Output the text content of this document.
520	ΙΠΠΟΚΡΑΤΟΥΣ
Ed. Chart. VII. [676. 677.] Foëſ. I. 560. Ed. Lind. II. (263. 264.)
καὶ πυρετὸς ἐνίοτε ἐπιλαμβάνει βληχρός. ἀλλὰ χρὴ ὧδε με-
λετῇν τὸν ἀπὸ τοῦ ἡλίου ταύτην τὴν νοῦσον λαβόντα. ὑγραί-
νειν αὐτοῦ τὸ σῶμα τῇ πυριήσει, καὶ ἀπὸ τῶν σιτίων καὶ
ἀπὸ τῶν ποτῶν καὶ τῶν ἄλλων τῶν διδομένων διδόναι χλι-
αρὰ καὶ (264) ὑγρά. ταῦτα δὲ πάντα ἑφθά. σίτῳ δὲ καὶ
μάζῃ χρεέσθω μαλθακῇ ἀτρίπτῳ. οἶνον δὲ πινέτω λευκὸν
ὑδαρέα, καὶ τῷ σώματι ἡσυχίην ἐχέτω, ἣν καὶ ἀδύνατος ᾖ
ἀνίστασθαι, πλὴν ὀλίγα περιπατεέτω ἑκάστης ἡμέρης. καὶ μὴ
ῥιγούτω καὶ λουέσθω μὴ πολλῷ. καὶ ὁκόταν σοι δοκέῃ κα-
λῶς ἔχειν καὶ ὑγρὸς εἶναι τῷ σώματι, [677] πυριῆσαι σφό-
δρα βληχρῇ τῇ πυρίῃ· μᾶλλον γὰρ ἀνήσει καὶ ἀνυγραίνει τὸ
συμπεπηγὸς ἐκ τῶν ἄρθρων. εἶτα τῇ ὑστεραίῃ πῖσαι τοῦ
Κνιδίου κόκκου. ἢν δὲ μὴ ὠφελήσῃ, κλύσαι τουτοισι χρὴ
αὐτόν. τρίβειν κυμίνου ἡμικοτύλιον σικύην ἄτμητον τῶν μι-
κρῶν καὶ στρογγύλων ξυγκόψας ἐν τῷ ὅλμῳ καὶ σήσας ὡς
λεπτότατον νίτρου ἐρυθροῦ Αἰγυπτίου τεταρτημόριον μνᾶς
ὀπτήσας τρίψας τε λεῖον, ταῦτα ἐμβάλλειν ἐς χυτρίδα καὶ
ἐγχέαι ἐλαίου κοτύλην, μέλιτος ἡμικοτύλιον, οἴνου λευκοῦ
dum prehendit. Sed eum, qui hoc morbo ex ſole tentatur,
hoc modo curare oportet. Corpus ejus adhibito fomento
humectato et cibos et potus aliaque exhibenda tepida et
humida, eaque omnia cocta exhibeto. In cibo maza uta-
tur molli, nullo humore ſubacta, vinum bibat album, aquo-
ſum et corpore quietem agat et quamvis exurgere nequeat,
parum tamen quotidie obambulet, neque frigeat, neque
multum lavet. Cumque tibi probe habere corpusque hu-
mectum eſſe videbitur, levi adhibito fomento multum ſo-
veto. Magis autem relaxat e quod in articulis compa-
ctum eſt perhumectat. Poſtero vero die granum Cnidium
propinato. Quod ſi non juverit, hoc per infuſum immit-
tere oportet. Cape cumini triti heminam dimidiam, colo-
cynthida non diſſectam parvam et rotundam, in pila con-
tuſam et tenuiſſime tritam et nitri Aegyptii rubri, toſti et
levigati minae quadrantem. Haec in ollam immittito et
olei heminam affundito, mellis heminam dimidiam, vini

☆ ☆ ☆ ☆ ☆

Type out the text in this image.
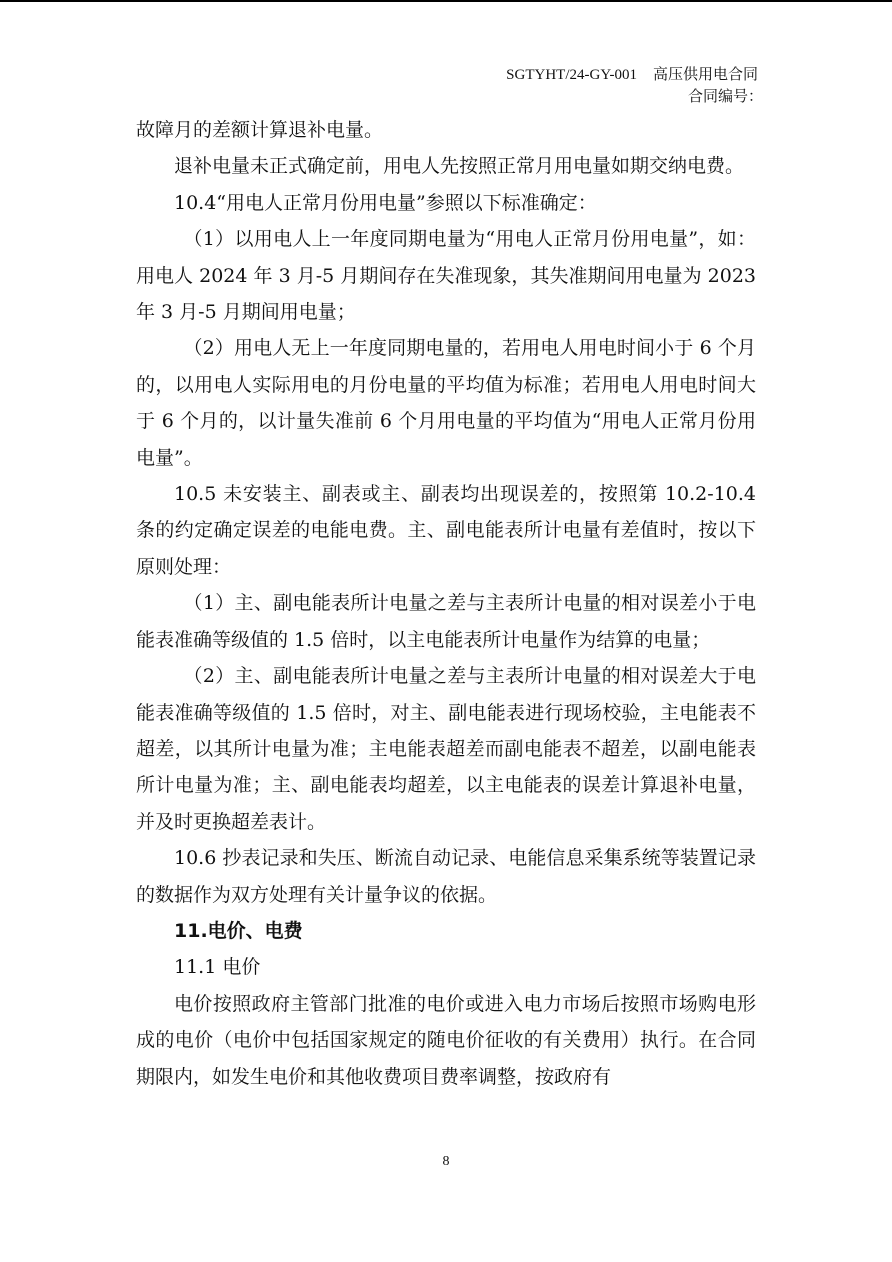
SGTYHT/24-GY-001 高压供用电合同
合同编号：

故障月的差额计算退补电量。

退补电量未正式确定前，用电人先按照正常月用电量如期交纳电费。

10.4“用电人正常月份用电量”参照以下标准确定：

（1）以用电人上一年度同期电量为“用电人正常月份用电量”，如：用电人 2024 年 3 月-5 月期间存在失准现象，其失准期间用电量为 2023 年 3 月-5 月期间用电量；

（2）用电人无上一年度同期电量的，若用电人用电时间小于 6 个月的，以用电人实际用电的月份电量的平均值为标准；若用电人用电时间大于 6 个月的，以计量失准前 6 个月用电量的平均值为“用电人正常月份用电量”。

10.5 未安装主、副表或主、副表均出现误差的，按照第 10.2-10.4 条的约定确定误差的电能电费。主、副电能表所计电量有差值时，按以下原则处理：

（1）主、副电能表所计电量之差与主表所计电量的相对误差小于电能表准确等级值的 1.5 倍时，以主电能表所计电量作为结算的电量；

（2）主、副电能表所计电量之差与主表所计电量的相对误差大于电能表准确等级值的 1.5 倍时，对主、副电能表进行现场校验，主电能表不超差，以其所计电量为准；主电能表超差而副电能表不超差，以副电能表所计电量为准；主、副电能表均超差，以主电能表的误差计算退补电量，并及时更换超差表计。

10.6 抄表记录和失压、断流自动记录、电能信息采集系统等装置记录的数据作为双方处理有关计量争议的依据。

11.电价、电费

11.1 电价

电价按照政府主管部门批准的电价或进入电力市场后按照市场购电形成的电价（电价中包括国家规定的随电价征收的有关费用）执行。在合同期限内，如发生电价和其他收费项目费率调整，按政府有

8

☆ ☆ ☆ ☆ ☆

■ What to do ■
Copy each line in the data that holds the word "this".

■ Task result ■
Output the text content of this document.
Type out the text in this image.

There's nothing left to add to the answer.